== Entries
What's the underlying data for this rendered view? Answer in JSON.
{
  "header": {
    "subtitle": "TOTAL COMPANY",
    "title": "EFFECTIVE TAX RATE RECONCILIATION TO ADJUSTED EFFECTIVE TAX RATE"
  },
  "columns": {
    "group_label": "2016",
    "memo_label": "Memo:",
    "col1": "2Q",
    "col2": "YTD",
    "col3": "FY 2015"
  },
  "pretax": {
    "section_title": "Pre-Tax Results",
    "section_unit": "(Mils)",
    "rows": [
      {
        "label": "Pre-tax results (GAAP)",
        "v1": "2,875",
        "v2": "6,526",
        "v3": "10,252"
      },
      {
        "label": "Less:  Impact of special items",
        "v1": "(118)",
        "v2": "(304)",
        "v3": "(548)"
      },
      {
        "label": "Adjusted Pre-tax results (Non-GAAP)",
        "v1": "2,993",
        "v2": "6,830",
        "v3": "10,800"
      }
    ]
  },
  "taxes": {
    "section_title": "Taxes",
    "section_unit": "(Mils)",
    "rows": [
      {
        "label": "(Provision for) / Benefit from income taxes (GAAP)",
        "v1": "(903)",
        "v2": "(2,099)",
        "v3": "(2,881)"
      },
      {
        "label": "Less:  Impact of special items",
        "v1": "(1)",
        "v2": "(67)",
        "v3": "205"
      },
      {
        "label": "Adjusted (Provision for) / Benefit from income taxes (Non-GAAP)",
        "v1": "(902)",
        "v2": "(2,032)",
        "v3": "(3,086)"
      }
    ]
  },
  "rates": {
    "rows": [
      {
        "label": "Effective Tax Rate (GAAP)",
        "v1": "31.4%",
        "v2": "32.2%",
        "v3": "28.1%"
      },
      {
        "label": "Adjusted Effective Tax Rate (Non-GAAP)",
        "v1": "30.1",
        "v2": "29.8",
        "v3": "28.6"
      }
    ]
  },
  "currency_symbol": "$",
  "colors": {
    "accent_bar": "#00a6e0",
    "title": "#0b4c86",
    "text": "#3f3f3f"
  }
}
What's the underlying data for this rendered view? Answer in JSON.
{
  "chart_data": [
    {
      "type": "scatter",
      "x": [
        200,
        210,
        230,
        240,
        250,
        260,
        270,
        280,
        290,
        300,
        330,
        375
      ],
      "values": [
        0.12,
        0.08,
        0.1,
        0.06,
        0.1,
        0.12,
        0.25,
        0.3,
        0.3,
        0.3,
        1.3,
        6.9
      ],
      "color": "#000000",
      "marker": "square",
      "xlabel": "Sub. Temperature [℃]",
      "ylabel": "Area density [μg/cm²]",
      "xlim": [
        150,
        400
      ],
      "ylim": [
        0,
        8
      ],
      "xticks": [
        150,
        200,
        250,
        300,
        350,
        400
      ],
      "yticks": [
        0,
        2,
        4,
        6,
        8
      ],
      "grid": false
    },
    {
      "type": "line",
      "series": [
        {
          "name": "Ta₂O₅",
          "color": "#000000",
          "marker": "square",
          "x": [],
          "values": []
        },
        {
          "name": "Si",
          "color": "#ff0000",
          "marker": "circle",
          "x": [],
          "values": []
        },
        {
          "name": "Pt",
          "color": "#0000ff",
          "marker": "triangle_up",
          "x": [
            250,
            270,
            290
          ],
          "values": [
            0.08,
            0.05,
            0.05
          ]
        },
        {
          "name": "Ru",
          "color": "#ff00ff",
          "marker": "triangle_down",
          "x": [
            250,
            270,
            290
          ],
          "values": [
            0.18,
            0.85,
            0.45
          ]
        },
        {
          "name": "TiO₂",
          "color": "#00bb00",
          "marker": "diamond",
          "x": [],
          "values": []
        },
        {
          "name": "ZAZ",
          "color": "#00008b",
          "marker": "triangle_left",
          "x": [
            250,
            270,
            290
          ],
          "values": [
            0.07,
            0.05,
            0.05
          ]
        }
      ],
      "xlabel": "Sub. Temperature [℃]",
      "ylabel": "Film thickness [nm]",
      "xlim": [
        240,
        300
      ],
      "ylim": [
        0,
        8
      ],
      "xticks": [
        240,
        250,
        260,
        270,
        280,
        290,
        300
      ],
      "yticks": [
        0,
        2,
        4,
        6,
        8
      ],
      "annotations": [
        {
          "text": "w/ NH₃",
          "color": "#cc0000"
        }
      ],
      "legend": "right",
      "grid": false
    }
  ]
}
====
Aim of the exercise. Extract each record, keeping it identical to the original.

Reply to the task.
What's the underlying data for this rendered view? Answer in JSON.
{
  "header": {
    "subtitle": "TOTAL COMPANY",
    "title": "EFFECTIVE TAX RATE RECONCILIATION TO ADJUSTED EFFECTIVE TAX RATE"
  },
  "columns": {
    "group_label": "2016",
    "memo_label": "Memo:",
    "col1": "2Q",
    "col2": "YTD",
    "col3": "FY 2015"
  },
  "pretax": {
    "section_title": "Pre-Tax Results",
    "section_unit": "(Mils)",
    "rows": [
      {
        "label": "Pre-tax results (GAAP)",
        "v1": "2,875",
        "v2": "6,526",
        "v3": "10,252"
      },
      {
        "label": "Less:  Impact of special items",
        "v1": "(118)",
        "v2": "(304)",
        "v3": "(548)"
      },
      {
        "label": "Adjusted Pre-tax results (Non-GAAP)",
        "v1": "2,993",
        "v2": "6,830",
        "v3": "10,800"
      }
    ]
  },
  "taxes": {
    "section_title": "Taxes",
    "section_unit": "(Mils)",
    "rows": [
      {
        "label": "(Provision for) / Benefit from income taxes (GAAP)",
        "v1": "(903)",
        "v2": "(2,099)",
        "v3": "(2,881)"
      },
      {
        "label": "Less:  Impact of special items",
        "v1": "(1)",
        "v2": "(67)",
        "v3": "205"
      },
      {
        "label": "Adjusted (Provision for) / Benefit from income taxes (Non-GAAP)",
        "v1": "(902)",
        "v2": "(2,032)",
        "v3": "(3,086)"
      }
    ]
  },
  "rates": {
    "rows": [
      {
        "label": "Effective Tax Rate (GAAP)",
        "v1": "31.4%",
        "v2": "32.2%",
        "v3": "28.1%"
      },
      {
        "label": "Adjusted Effective Tax Rate (Non-GAAP)",
        "v1": "30.1",
        "v2": "29.8",
        "v3": "28.6"
      }
    ]
  },
  "currency_symbol": "$",
  "colors": {
    "accent_bar": "#00a6e0",
    "title": "#0b4c86",
    "text": "#3f3f3f"
  }
}
What's the underlying data for this rendered view? Answer in JSON.
{
  "chart_data": [
    {
      "type": "scatter",
      "x": [
        200,
        210,
        230,
        240,
        250,
        260,
        270,
        280,
        290,
        300,
        330,
        375
      ],
      "values": [
        0.12,
        0.08,
        0.1,
        0.06,
        0.1,
        0.12,
        0.25,
        0.3,
        0.3,
        0.3,
        1.3,
        6.9
      ],
      "color": "#000000",
      "marker": "square",
      "xlabel": "Sub. Temperature [℃]",
      "ylabel": "Area density [μg/cm²]",
      "xlim": [
        150,
        400
      ],
      "ylim": [
        0,
        8
      ],
      "xticks": [
        150,
        200,
        250,
        300,
        350,
        400
      ],
      "yticks": [
        0,
        2,
        4,
        6,
        8
      ],
      "grid": false
    },
    {
      "type": "line",
      "series": [
        {
          "name": "Ta₂O₅",
          "color": "#000000",
          "marker": "square",
          "x": [],
          "values": []
        },
        {
          "name": "Si",
          "color": "#ff0000",
          "marker": "circle",
          "x": [],
          "values": []
        },
        {
          "name": "Pt",
          "color": "#0000ff",
          "marker": "triangle_up",
          "x": [
            250,
            270,
            290
          ],
          "values": [
            0.08,
            0.05,
            0.05
          ]
        },
        {
          "name": "Ru",
          "color": "#ff00ff",
          "marker": "triangle_down",
          "x": [
            250,
            270,
            290
          ],
          "values": [
            0.18,
            0.85,
            0.45
          ]
        },
        {
          "name": "TiO₂",
          "color": "#00bb00",
          "marker": "diamond",
          "x": [],
          "values": []
        },
        {
          "name": "ZAZ",
          "color": "#00008b",
          "marker": "triangle_left",
          "x": [
            250,
            270,
            290
          ],
          "values": [
            0.07,
            0.05,
            0.05
          ]
        }
      ],
      "xlabel": "Sub. Temperature [℃]",
      "ylabel": "Film thickness [nm]",
      "xlim": [
        240,
        300
      ],
      "ylim": [
        0,
        8
      ],
      "xticks": [
        240,
        250,
        260,
        270,
        280,
        290,
        300
      ],
      "yticks": [
        0,
        2,
        4,
        6,
        8
      ],
      "annotations": [
        {
          "text": "w/ NH₃",
          "color": "#cc0000"
        }
      ],
      "legend": "right",
      "grid": false
    }
  ]
}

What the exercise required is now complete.